Work to complete: Your task is to print all of the data word for word.
+ + +
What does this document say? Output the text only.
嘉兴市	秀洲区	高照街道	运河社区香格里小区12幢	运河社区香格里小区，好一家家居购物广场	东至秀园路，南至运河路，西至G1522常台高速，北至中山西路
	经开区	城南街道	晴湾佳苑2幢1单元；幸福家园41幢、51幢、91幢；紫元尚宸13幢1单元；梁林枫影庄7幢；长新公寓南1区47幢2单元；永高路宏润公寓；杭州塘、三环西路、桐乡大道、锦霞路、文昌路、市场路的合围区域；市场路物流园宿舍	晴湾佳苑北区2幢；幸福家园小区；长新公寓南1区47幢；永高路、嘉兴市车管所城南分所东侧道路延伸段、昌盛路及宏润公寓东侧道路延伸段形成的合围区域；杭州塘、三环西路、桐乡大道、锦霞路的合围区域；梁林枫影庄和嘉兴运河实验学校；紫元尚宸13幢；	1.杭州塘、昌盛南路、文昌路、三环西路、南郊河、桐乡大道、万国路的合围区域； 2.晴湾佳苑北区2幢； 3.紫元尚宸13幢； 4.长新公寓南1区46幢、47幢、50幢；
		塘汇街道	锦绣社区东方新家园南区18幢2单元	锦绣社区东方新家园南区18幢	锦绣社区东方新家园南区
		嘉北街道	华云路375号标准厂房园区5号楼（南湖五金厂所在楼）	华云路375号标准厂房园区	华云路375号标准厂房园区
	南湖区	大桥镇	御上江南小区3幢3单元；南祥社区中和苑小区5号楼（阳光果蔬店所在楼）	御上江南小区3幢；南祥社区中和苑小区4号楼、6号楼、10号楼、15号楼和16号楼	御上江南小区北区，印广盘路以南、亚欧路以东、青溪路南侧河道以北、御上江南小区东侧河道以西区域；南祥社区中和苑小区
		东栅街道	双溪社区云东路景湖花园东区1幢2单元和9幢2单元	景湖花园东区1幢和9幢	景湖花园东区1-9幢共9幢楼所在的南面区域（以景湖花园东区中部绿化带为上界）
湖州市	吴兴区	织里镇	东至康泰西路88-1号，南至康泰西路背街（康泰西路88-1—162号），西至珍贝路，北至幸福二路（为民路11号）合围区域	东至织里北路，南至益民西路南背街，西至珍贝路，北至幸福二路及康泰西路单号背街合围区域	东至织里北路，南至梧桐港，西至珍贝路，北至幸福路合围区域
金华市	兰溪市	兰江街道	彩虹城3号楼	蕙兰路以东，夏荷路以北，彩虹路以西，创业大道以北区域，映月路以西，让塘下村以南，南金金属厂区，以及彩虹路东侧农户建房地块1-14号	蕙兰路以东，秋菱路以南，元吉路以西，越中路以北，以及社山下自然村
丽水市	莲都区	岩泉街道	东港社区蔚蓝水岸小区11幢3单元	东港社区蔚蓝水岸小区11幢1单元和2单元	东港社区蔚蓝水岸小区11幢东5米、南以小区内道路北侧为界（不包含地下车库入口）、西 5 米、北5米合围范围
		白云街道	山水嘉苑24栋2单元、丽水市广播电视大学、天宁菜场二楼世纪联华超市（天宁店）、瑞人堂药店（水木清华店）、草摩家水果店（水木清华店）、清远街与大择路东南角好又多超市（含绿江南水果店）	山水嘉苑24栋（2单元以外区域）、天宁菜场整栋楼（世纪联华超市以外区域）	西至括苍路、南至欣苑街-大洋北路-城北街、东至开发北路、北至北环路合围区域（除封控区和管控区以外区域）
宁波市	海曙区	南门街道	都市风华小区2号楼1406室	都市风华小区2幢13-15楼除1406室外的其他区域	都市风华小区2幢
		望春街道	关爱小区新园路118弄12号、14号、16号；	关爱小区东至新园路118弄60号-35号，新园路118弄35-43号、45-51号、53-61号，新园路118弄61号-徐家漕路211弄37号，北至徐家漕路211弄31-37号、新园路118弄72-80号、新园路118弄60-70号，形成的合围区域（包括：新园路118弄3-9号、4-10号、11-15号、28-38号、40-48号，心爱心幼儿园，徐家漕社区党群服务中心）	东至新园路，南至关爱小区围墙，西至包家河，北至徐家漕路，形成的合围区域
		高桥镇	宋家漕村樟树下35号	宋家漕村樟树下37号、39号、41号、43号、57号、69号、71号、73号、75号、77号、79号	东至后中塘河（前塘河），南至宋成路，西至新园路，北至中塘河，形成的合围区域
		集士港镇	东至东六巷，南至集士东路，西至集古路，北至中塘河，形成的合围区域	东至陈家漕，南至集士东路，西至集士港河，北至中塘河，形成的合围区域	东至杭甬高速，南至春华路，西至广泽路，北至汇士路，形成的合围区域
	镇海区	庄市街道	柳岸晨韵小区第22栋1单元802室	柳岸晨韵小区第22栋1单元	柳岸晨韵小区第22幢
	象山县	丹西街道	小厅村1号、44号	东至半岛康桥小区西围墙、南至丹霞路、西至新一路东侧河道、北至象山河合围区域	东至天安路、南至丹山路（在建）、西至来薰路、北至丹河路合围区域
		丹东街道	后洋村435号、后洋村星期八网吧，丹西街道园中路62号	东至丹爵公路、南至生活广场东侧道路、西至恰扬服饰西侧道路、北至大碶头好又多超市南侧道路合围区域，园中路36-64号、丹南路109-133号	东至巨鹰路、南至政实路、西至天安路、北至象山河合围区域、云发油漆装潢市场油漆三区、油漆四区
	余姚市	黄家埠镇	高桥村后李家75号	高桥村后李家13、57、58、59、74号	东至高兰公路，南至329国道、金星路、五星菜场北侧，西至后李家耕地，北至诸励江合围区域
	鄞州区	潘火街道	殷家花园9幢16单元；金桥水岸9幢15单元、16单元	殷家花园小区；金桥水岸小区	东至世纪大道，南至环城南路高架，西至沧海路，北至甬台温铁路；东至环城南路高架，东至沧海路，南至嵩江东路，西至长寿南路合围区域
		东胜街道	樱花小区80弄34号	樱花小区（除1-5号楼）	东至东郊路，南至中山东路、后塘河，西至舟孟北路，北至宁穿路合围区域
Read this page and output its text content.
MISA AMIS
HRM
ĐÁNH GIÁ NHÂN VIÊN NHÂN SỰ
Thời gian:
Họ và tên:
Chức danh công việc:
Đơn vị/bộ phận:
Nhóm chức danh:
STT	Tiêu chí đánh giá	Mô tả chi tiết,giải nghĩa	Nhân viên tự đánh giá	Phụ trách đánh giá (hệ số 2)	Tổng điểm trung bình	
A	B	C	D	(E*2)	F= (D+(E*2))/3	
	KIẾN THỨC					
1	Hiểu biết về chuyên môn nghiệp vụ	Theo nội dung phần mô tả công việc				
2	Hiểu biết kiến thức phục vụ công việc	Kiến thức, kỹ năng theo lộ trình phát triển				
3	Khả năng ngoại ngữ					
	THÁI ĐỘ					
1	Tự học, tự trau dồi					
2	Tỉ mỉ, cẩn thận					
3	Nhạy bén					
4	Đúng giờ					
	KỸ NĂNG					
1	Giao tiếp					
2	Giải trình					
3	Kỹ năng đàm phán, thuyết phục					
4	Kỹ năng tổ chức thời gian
+ + +
Answer to the task:
What does this document say? Output the text only.
嘉兴市	秀洲区	高照街道	运河社区香格里小区12幢	运河社区香格里小区，好一家家居购物广场	东至秀园路，南至运河路，西至G1522常台高速，北至中山西路
	经开区	城南街道	晴湾佳苑2幢1单元；幸福家园41幢、51幢、91幢；紫元尚宸13幢1单元；梁林枫影庄7幢；长新公寓南1区47幢2单元；永高路宏润公寓；杭州塘、三环西路、桐乡大道、锦霞路、文昌路、市场路的合围区域；市场路物流园宿舍	晴湾佳苑北区2幢；幸福家园小区；长新公寓南1区47幢；永高路、嘉兴市车管所城南分所东侧道路延伸段、昌盛路及宏润公寓东侧道路延伸段形成的合围区域；杭州塘、三环西路、桐乡大道、锦霞路的合围区域；梁林枫影庄和嘉兴运河实验学校；紫元尚宸13幢；	1.杭州塘、昌盛南路、文昌路、三环西路、南郊河、桐乡大道、万国路的合围区域； 2.晴湾佳苑北区2幢； 3.紫元尚宸13幢； 4.长新公寓南1区46幢、47幢、50幢；
		塘汇街道	锦绣社区东方新家园南区18幢2单元	锦绣社区东方新家园南区18幢	锦绣社区东方新家园南区
		嘉北街道	华云路375号标准厂房园区5号楼（南湖五金厂所在楼）	华云路375号标准厂房园区	华云路375号标准厂房园区
	南湖区	大桥镇	御上江南小区3幢3单元；南祥社区中和苑小区5号楼（阳光果蔬店所在楼）	御上江南小区3幢；南祥社区中和苑小区4号楼、6号楼、10号楼、15号楼和16号楼	御上江南小区北区，印广盘路以南、亚欧路以东、青溪路南侧河道以北、御上江南小区东侧河道以西区域；南祥社区中和苑小区
		东栅街道	双溪社区云东路景湖花园东区1幢2单元和9幢2单元	景湖花园东区1幢和9幢	景湖花园东区1-9幢共9幢楼所在的南面区域（以景湖花园东区中部绿化带为上界）
湖州市	吴兴区	织里镇	东至康泰西路88-1号，南至康泰西路背街（康泰西路88-1—162号），西至珍贝路，北至幸福二路（为民路11号）合围区域	东至织里北路，南至益民西路南背街，西至珍贝路，北至幸福二路及康泰西路单号背街合围区域	东至织里北路，南至梧桐港，西至珍贝路，北至幸福路合围区域
金华市	兰溪市	兰江街道	彩虹城3号楼	蕙兰路以东，夏荷路以北，彩虹路以西，创业大道以北区域，映月路以西，让塘下村以南，南金金属厂区，以及彩虹路东侧农户建房地块1-14号	蕙兰路以东，秋菱路以南，元吉路以西，越中路以北，以及社山下自然村
丽水市	莲都区	岩泉街道	东港社区蔚蓝水岸小区11幢3单元	东港社区蔚蓝水岸小区11幢1单元和2单元	东港社区蔚蓝水岸小区11幢东5米、南以小区内道路北侧为界（不包含地下车库入口）、西 5 米、北5米合围范围
		白云街道	山水嘉苑24栋2单元、丽水市广播电视大学、天宁菜场二楼世纪联华超市（天宁店）、瑞人堂药店（水木清华店）、草摩家水果店（水木清华店）、清远街与大择路东南角好又多超市（含绿江南水果店）	山水嘉苑24栋（2单元以外区域）、天宁菜场整栋楼（世纪联华超市以外区域）	西至括苍路、南至欣苑街-大洋北路-城北街、东至开发北路、北至北环路合围区域（除封控区和管控区以外区域）
宁波市	海曙区	南门街道	都市风华小区2号楼1406室	都市风华小区2幢13-15楼除1406室外的其他区域	都市风华小区2幢
		望春街道	关爱小区新园路118弄12号、14号、16号；	关爱小区东至新园路118弄60号-35号，新园路118弄35-43号、45-51号、53-61号，新园路118弄61号-徐家漕路211弄37号，北至徐家漕路211弄31-37号、新园路118弄72-80号、新园路118弄60-70号，形成的合围区域（包括：新园路118弄3-9号、4-10号、11-15号、28-38号、40-48号，心爱心幼儿园，徐家漕社区党群服务中心）	东至新园路，南至关爱小区围墙，西至包家河，北至徐家漕路，形成的合围区域
		高桥镇	宋家漕村樟树下35号	宋家漕村樟树下37号、39号、41号、43号、57号、69号、71号、73号、75号、77号、79号	东至后中塘河（前塘河），南至宋成路，西至新园路，北至中塘河，形成的合围区域
		集士港镇	东至东六巷，南至集士东路，西至集古路，北至中塘河，形成的合围区域	东至陈家漕，南至集士东路，西至集士港河，北至中塘河，形成的合围区域	东至杭甬高速，南至春华路，西至广泽路，北至汇士路，形成的合围区域
	镇海区	庄市街道	柳岸晨韵小区第22栋1单元802室	柳岸晨韵小区第22栋1单元	柳岸晨韵小区第22幢
	象山县	丹西街道	小厅村1号、44号	东至半岛康桥小区西围墙、南至丹霞路、西至新一路东侧河道、北至象山河合围区域	东至天安路、南至丹山路（在建）、西至来薰路、北至丹河路合围区域
		丹东街道	后洋村435号、后洋村星期八网吧，丹西街道园中路62号	东至丹爵公路、南至生活广场东侧道路、西至恰扬服饰西侧道路、北至大碶头好又多超市南侧道路合围区域，园中路36-64号、丹南路109-133号	东至巨鹰路、南至政实路、西至天安路、北至象山河合围区域、云发油漆装潢市场油漆三区、油漆四区
	余姚市	黄家埠镇	高桥村后李家75号	高桥村后李家13、57、58、59、74号	东至高兰公路，南至329国道、金星路、五星菜场北侧，西至后李家耕地，北至诸励江合围区域
	鄞州区	潘火街道	殷家花园9幢16单元；金桥水岸9幢15单元、16单元	殷家花园小区；金桥水岸小区	东至世纪大道，南至环城南路高架，西至沧海路，北至甬台温铁路；东至环城南路高架，东至沧海路，南至嵩江东路，西至长寿南路合围区域
		东胜街道	樱花小区80弄34号	樱花小区（除1-5号楼）	东至东郊路，南至中山东路、后塘河，西至舟孟北路，北至宁穿路合围区域
Read this page and output its text content.
MISA AMIS
HRM
ĐÁNH GIÁ NHÂN VIÊN NHÂN SỰ
Thời gian:
Họ và tên:
Chức danh công việc:
Đơn vị/bộ phận:
Nhóm chức danh:
STT	Tiêu chí đánh giá	Mô tả chi tiết,giải nghĩa	Nhân viên tự đánh giá	Phụ trách đánh giá (hệ số 2)	Tổng điểm trung bình	
A	B	C	D	(E*2)	F= (D+(E*2))/3	
	KIẾN THỨC					
1	Hiểu biết về chuyên môn nghiệp vụ	Theo nội dung phần mô tả công việc				
2	Hiểu biết kiến thức phục vụ công việc	Kiến thức, kỹ năng theo lộ trình phát triển				
3	Khả năng ngoại ngữ					
	THÁI ĐỘ					
1	Tự học, tự trau dồi					
2	Tỉ mỉ, cẩn thận					
3	Nhạy bén					
4	Đúng giờ					
	KỸ NĂNG					
1	Giao tiếp					
2	Giải trình					
3	Kỹ năng đàm phán, thuyết phục					
4	Kỹ năng tổ chức thời gian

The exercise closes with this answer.